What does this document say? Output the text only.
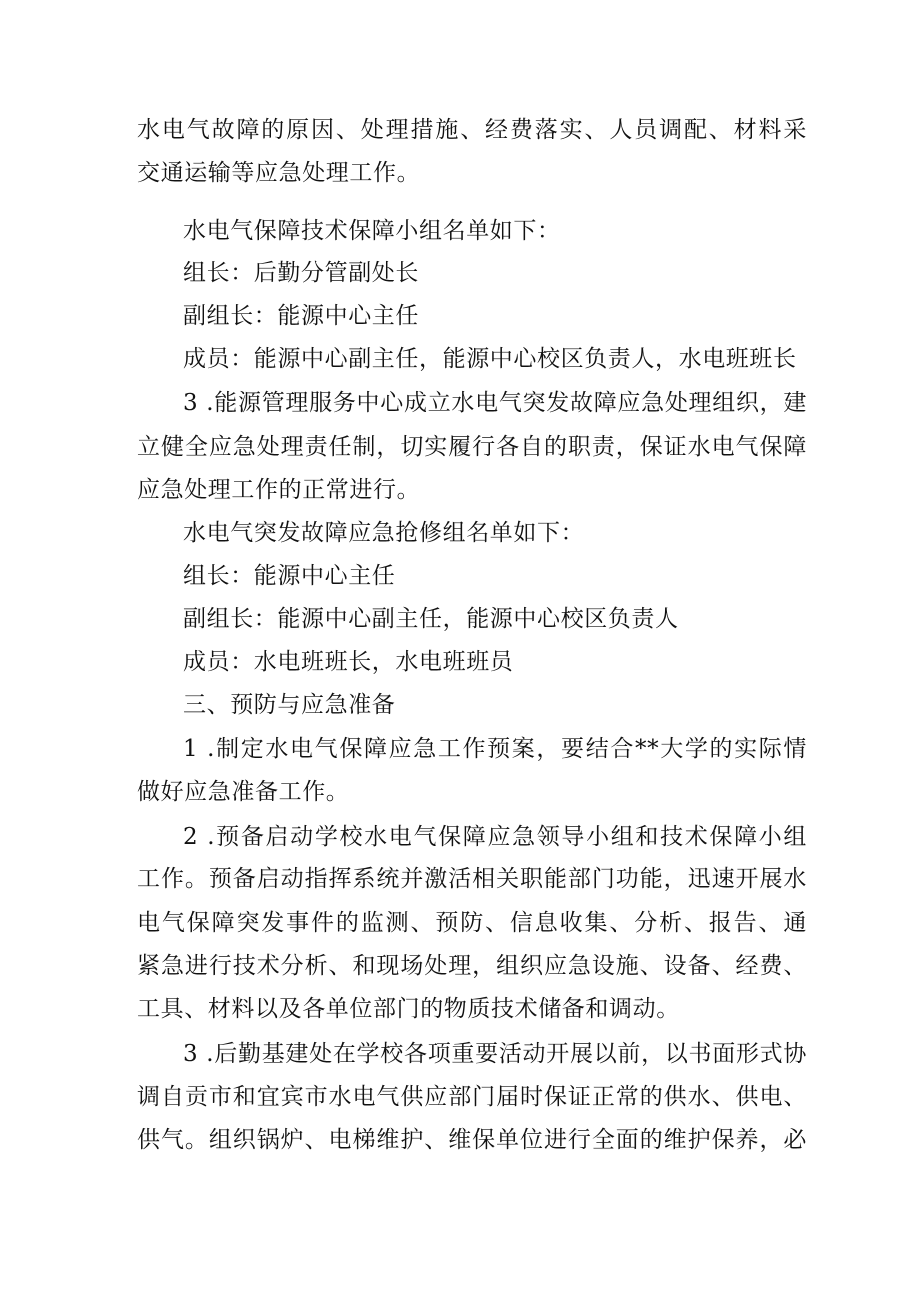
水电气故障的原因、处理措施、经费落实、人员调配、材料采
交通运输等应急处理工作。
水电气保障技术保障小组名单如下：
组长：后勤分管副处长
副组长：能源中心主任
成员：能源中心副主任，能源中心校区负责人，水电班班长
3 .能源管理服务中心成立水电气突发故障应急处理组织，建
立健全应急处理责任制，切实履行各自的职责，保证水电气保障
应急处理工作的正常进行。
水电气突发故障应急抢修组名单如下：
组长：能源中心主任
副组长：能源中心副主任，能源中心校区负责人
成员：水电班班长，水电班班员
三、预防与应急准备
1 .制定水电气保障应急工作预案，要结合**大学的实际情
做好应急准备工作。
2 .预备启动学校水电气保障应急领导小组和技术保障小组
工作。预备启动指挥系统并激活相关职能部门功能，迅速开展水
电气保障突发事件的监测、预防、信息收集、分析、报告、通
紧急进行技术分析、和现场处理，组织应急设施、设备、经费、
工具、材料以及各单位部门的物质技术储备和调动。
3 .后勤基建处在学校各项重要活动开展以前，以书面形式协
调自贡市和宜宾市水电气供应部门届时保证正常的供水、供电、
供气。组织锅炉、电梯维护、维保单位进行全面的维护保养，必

□ □ □ □ □

__Your instructions__: Pull out all lines from the listing that contain the string "能源中心副主任".

__Final result__:
成员：能源中心副主任，能源中心校区负责人，水电班班长
副组长：能源中心副主任，能源中心校区负责人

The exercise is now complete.